Written request:
Duplicate every line of the material below word for word, leaving out the pictures.

Part of a data file:
-*-

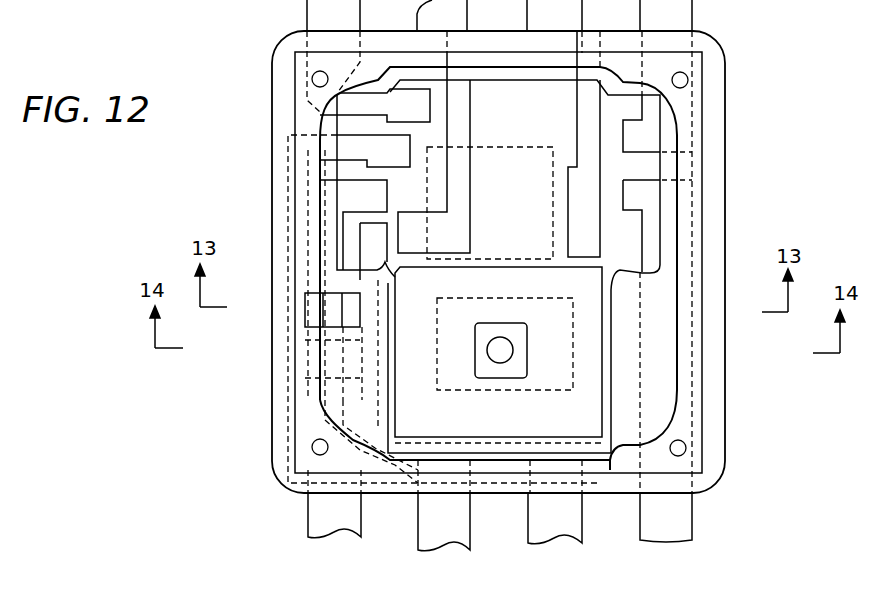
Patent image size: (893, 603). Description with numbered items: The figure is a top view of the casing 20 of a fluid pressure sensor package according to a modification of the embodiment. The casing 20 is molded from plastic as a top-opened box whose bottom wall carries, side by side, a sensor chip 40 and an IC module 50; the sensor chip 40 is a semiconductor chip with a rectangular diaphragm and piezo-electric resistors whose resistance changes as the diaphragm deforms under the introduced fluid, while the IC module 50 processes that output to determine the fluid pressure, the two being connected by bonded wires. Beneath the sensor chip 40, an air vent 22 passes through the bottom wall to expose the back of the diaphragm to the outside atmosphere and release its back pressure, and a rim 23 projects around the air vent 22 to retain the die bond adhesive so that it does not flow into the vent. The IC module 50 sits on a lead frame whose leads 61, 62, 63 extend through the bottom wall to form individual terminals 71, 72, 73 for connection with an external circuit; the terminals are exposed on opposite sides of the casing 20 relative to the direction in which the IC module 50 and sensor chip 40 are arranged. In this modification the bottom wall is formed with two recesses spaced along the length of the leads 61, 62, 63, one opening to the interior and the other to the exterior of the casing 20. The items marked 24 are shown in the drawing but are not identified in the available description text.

The casing 20 is at (272, 466).
The air vent 22 is at (497, 362).
The rim 23 is at (523, 362).
The passive components 24 is at (304, 312).
The sensor chip 40 is at (440, 372).
The IC module 50 is at (533, 181).
The lead 61 is at (287, 138).
The lead 62 is at (305, 197).
The lead 63 is at (322, 247).
The terminal 71 is at (347, 522).
The terminal 72 is at (446, 524).
The terminal 73 is at (557, 522).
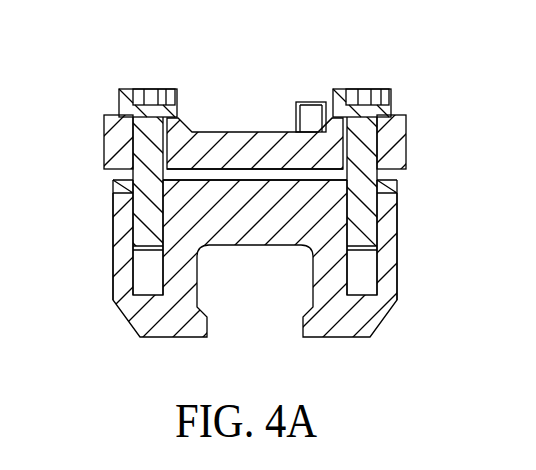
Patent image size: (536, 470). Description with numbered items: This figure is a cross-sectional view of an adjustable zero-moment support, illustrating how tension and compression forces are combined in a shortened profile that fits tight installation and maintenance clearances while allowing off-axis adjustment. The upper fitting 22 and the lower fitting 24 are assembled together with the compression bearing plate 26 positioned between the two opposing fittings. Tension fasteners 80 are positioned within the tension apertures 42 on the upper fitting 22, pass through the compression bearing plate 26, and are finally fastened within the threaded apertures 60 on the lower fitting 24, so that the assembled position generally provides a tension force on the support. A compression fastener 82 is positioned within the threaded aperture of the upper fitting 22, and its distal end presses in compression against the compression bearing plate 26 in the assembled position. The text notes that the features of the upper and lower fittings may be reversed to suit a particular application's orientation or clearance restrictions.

The upper fitting 22 is at (276, 161).
The lower fitting 24 is at (239, 231).
The compression bearing plate 26 is at (397, 180).
The tension apertures 42 is at (105, 136).
The threaded apertures 60 is at (118, 228).
The tension fasteners 80 is at (131, 90).
The compression fastener 82 is at (303, 101).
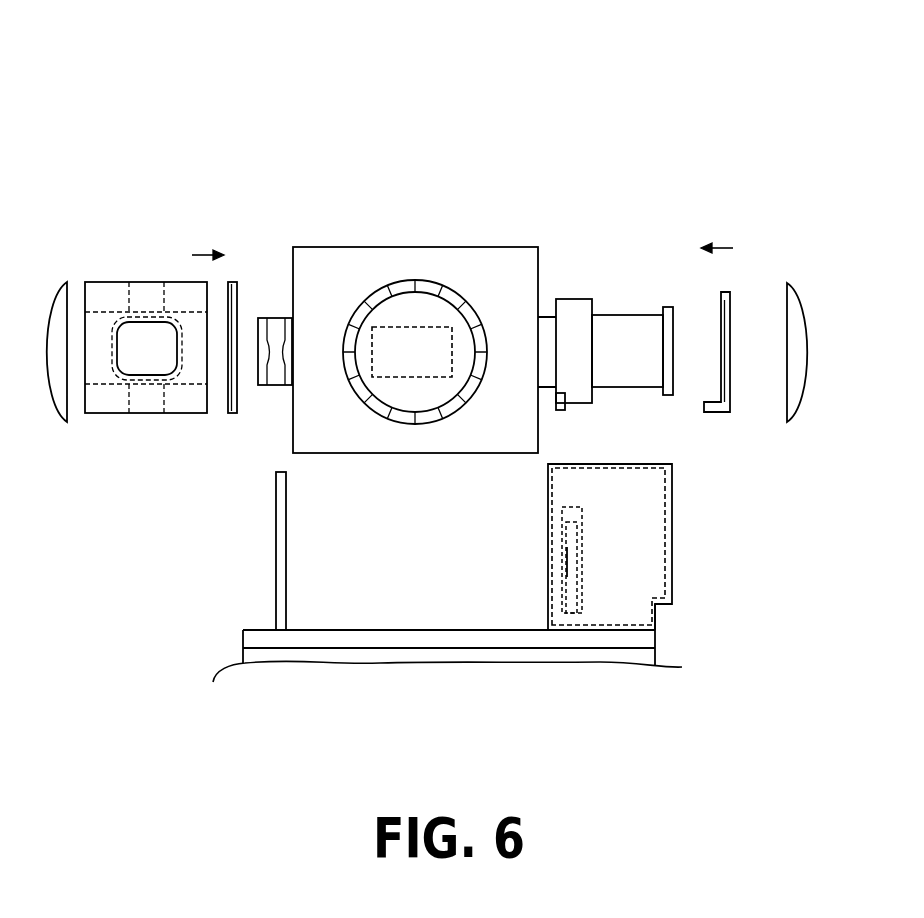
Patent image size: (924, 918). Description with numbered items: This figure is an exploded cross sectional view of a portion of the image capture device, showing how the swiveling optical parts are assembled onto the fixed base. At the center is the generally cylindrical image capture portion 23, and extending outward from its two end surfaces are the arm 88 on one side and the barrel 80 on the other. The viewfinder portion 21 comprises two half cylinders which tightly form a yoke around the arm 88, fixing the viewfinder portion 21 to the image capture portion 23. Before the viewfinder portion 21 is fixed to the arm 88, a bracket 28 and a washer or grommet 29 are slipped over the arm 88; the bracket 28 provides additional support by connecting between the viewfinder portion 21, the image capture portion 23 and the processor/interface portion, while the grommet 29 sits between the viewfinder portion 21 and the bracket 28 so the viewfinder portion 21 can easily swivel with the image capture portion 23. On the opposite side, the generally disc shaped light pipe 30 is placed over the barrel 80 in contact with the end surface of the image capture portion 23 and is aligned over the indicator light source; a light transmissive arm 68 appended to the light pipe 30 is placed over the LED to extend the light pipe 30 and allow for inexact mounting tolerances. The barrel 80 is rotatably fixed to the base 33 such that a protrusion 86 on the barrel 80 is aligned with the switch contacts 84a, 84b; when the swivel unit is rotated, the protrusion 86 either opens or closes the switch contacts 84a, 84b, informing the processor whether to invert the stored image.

The viewfinder portion 21 is at (108, 282).
The image capture portion 23 is at (366, 247).
The bracket 28 is at (277, 557).
The grommet 29 is at (233, 412).
The light pipe 30 is at (730, 305).
The base 33 is at (667, 547).
The light transmissive arm 68 is at (710, 412).
The barrel 80 is at (633, 315).
The switch contact 84a is at (567, 552).
The switch contact 84b is at (562, 513).
The protrusion 86 is at (567, 403).
The arm 88 is at (270, 318).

-*-

Worked answer:
Patent image size: (893, 603). Description with numbered items: The figure is a top view of the casing 20 of a fluid pressure sensor package according to a modification of the embodiment. The casing 20 is molded from plastic as a top-opened box whose bottom wall carries, side by side, a sensor chip 40 and an IC module 50; the sensor chip 40 is a semiconductor chip with a rectangular diaphragm and piezo-electric resistors whose resistance changes as the diaphragm deforms under the introduced fluid, while the IC module 50 processes that output to determine the fluid pressure, the two being connected by bonded wires. Beneath the sensor chip 40, an air vent 22 passes through the bottom wall to expose the back of the diaphragm to the outside atmosphere and release its back pressure, and a rim 23 projects around the air vent 22 to retain the die bond adhesive so that it does not flow into the vent. The IC module 50 sits on a lead frame whose leads 61, 62, 63 extend through the bottom wall to form individual terminals 71, 72, 73 for connection with an external circuit; the terminals are exposed on opposite sides of the casing 20 relative to the direction in which the IC module 50 and sensor chip 40 are arranged. In this modification the bottom wall is formed with two recesses spaced along the length of the leads 61, 62, 63, one opening to the interior and the other to the exterior of the casing 20. The items marked 24 are shown in the drawing but are not identified in the available description text.

The casing 20 is at (272, 466).
The air vent 22 is at (497, 362).
The rim 23 is at (523, 362).
The passive components 24 is at (304, 312).
The sensor chip 40 is at (440, 372).
The IC module 50 is at (533, 181).
The lead 61 is at (287, 138).
The lead 62 is at (305, 197).
The lead 63 is at (322, 247).
The terminal 71 is at (347, 522).
The terminal 72 is at (446, 524).
The terminal 73 is at (557, 522).
Patent image size: (536, 470). Description with numbered items: This figure is a cross-sectional view of an adjustable zero-moment support, illustrating how tension and compression forces are combined in a shortened profile that fits tight installation and maintenance clearances while allowing off-axis adjustment. The upper fitting 22 and the lower fitting 24 are assembled together with the compression bearing plate 26 positioned between the two opposing fittings. Tension fasteners 80 are positioned within the tension apertures 42 on the upper fitting 22, pass through the compression bearing plate 26, and are finally fastened within the threaded apertures 60 on the lower fitting 24, so that the assembled position generally provides a tension force on the support. A compression fastener 82 is positioned within the threaded aperture of the upper fitting 22, and its distal end presses in compression against the compression bearing plate 26 in the assembled position. The text notes that the features of the upper and lower fittings may be reversed to suit a particular application's orientation or clearance restrictions.

The upper fitting 22 is at (276, 161).
The lower fitting 24 is at (239, 231).
The compression bearing plate 26 is at (397, 180).
The tension apertures 42 is at (105, 136).
The threaded apertures 60 is at (118, 228).
The tension fasteners 80 is at (131, 90).
The compression fastener 82 is at (303, 101).
Patent image size: (924, 918). Description with numbered items: This figure is an exploded cross sectional view of a portion of the image capture device, showing how the swiveling optical parts are assembled onto the fixed base. At the center is the generally cylindrical image capture portion 23, and extending outward from its two end surfaces are the arm 88 on one side and the barrel 80 on the other. The viewfinder portion 21 comprises two half cylinders which tightly form a yoke around the arm 88, fixing the viewfinder portion 21 to the image capture portion 23. Before the viewfinder portion 21 is fixed to the arm 88, a bracket 28 and a washer or grommet 29 are slipped over the arm 88; the bracket 28 provides additional support by connecting between the viewfinder portion 21, the image capture portion 23 and the processor/interface portion, while the grommet 29 sits between the viewfinder portion 21 and the bracket 28 so the viewfinder portion 21 can easily swivel with the image capture portion 23. On the opposite side, the generally disc shaped light pipe 30 is placed over the barrel 80 in contact with the end surface of the image capture portion 23 and is aligned over the indicator light source; a light transmissive arm 68 appended to the light pipe 30 is placed over the LED to extend the light pipe 30 and allow for inexact mounting tolerances. The barrel 80 is rotatably fixed to the base 33 such that a protrusion 86 on the barrel 80 is aligned with the switch contacts 84a, 84b; when the swivel unit is rotated, the protrusion 86 either opens or closes the switch contacts 84a, 84b, informing the processor whether to invert the stored image.

The viewfinder portion 21 is at (108, 282).
The image capture portion 23 is at (366, 247).
The bracket 28 is at (277, 557).
The grommet 29 is at (233, 412).
The light pipe 30 is at (730, 305).
The base 33 is at (667, 547).
The light transmissive arm 68 is at (710, 412).
The barrel 80 is at (633, 315).
The switch contact 84a is at (567, 552).
The switch contact 84b is at (562, 513).
The protrusion 86 is at (567, 403).
The arm 88 is at (270, 318).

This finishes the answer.